» Exercise task:
Filter the data for lines with the word "Road", then copy every line so identified.

• • •

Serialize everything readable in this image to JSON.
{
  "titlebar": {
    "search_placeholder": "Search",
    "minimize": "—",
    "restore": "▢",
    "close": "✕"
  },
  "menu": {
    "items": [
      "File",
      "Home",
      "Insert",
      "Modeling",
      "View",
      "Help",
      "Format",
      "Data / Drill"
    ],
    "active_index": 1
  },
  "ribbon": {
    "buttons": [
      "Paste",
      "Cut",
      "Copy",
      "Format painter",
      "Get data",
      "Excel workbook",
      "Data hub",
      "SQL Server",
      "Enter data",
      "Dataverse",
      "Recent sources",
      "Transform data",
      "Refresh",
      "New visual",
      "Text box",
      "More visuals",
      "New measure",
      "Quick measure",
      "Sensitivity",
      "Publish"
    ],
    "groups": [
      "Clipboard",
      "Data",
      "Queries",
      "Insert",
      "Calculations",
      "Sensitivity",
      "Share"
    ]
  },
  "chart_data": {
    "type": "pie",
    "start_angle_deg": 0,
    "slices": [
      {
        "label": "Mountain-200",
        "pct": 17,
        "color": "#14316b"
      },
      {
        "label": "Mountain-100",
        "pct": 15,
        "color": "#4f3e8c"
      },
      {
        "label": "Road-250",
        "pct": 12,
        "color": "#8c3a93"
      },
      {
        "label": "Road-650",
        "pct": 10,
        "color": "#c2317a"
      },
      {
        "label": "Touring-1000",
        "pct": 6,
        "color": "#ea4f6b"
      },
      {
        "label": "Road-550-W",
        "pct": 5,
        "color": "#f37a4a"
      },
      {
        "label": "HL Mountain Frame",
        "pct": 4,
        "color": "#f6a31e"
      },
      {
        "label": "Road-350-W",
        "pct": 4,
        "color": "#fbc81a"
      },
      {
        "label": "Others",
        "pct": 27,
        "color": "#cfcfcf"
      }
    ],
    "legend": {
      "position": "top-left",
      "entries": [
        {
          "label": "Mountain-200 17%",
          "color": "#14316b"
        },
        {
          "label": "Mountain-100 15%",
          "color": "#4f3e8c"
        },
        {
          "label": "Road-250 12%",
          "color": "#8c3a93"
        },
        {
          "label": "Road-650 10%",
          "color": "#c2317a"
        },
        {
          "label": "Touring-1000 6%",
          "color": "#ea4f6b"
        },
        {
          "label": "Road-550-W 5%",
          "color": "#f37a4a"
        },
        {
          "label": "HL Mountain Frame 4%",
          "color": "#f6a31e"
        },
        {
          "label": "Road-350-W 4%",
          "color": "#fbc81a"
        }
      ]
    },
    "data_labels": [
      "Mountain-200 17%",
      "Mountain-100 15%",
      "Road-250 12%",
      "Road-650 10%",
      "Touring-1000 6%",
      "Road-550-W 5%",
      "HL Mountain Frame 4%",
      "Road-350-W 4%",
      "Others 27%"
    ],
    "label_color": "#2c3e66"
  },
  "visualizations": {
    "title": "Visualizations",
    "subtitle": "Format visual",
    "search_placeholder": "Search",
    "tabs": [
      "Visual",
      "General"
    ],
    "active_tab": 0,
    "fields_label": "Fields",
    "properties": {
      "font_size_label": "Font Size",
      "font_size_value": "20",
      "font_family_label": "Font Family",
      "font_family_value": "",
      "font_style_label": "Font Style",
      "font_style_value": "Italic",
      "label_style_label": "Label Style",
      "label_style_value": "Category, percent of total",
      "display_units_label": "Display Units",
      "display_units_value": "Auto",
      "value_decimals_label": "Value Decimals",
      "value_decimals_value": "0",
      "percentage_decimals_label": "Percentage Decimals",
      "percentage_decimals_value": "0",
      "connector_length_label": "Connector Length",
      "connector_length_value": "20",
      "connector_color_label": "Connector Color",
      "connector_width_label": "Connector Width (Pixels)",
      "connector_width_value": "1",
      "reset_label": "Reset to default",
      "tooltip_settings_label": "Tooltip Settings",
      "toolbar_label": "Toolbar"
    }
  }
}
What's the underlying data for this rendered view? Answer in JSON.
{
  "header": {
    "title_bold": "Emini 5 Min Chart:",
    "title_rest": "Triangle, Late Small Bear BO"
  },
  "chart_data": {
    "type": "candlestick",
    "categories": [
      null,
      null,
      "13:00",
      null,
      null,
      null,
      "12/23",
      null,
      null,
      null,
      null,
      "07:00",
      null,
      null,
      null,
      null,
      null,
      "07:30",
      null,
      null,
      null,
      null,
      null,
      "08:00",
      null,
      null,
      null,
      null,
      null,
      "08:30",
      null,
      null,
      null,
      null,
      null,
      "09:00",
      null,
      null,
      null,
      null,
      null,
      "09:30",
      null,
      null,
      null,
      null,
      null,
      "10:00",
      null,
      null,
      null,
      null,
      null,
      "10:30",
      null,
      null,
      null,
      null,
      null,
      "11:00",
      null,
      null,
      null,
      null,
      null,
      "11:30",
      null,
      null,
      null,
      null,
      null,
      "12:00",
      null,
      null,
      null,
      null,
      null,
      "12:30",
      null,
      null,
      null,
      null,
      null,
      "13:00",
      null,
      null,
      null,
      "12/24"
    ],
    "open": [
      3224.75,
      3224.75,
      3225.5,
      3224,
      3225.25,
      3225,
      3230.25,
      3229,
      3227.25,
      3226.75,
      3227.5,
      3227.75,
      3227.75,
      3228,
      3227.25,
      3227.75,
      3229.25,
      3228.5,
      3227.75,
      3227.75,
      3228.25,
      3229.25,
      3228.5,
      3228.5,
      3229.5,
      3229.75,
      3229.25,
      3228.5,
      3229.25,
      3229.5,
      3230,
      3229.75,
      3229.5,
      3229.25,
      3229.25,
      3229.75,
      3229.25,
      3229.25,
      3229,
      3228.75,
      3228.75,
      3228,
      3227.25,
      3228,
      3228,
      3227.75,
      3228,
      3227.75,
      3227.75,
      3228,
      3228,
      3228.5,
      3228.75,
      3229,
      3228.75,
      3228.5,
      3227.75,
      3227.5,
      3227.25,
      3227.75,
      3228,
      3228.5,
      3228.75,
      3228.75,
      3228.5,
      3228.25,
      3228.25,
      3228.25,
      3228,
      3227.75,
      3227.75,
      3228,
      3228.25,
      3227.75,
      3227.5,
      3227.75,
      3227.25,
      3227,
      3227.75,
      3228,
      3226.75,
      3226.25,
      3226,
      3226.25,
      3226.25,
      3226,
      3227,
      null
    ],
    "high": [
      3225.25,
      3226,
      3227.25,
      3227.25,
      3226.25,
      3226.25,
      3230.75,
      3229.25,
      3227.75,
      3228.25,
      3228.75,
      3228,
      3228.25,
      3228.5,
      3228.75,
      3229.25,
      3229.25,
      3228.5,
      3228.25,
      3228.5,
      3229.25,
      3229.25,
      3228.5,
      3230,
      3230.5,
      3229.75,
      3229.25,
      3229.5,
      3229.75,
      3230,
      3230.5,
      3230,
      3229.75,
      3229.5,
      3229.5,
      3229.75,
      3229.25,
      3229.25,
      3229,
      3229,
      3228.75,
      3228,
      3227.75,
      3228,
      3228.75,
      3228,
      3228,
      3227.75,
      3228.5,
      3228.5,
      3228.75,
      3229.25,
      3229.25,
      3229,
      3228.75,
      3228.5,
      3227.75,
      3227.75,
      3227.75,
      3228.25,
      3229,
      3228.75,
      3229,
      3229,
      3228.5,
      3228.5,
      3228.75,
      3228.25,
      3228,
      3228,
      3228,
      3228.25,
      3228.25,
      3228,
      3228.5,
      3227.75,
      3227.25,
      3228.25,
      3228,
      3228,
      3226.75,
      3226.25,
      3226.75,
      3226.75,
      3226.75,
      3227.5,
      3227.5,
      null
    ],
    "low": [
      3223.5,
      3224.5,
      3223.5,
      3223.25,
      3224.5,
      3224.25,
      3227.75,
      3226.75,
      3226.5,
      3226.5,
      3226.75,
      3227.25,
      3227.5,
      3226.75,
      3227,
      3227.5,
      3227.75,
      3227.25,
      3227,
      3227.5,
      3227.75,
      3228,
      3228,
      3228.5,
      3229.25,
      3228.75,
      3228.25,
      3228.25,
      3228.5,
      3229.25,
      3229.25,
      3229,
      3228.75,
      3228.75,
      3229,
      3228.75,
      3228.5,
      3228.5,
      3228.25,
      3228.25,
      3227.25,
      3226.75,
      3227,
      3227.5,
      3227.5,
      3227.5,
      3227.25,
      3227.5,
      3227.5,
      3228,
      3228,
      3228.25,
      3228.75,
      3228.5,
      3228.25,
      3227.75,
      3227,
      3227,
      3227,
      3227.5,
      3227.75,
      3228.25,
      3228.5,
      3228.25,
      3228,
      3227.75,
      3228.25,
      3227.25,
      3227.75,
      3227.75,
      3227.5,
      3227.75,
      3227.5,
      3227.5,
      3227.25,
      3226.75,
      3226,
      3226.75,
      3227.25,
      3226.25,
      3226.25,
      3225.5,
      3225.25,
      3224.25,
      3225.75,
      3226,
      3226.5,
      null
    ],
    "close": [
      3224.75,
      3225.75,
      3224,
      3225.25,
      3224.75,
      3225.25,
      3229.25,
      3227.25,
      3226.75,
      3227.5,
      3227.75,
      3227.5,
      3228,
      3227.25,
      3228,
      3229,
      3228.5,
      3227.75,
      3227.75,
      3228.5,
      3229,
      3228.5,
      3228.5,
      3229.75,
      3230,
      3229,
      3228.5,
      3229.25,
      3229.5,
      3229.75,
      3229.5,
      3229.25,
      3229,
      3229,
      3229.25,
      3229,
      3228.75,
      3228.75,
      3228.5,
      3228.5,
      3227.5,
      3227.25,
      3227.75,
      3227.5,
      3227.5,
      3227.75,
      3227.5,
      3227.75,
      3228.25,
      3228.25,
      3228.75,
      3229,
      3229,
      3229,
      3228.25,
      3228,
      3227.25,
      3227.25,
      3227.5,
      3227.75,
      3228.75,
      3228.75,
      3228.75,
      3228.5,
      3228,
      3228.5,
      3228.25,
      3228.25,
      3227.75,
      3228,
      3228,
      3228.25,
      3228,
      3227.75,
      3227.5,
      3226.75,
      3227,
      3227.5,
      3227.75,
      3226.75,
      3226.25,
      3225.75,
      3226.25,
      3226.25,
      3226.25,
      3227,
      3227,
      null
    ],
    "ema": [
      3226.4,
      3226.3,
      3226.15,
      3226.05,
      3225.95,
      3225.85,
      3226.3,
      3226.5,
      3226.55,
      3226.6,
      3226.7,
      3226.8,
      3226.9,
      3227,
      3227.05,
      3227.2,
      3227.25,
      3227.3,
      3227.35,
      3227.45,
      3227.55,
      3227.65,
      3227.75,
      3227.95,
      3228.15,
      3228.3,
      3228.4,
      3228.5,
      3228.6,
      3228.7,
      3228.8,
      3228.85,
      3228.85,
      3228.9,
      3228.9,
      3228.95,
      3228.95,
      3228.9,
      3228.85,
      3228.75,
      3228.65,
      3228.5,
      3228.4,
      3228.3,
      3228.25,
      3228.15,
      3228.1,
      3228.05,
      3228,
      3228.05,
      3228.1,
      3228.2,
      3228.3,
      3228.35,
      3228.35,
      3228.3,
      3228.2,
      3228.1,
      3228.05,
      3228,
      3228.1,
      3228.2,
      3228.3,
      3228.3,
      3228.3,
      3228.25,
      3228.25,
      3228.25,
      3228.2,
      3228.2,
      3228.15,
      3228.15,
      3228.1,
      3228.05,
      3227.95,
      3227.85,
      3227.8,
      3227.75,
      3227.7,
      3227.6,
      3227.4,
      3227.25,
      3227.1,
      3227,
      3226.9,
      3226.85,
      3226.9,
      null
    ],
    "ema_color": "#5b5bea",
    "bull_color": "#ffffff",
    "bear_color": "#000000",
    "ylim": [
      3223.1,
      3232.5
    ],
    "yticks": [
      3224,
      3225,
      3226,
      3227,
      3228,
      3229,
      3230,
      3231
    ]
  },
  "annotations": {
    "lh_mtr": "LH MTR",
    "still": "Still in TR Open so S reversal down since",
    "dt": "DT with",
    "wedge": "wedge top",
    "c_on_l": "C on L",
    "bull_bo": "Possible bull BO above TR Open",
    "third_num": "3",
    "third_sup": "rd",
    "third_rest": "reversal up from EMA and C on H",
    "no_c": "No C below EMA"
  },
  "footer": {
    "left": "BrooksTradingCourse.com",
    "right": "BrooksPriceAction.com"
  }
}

• • •

» Written response:
        "label": "Road-250",
        "label": "Road-650",
        "label": "Road-550-W",
        "label": "Road-350-W",
          "label": "Road-250 12%",
          "label": "Road-650 10%",
          "label": "Road-550-W 5%",
          "label": "Road-350-W 4%",
      "Road-250 12%",
      "Road-650 10%",
      "Road-550-W 5%",
      "Road-350-W 4%",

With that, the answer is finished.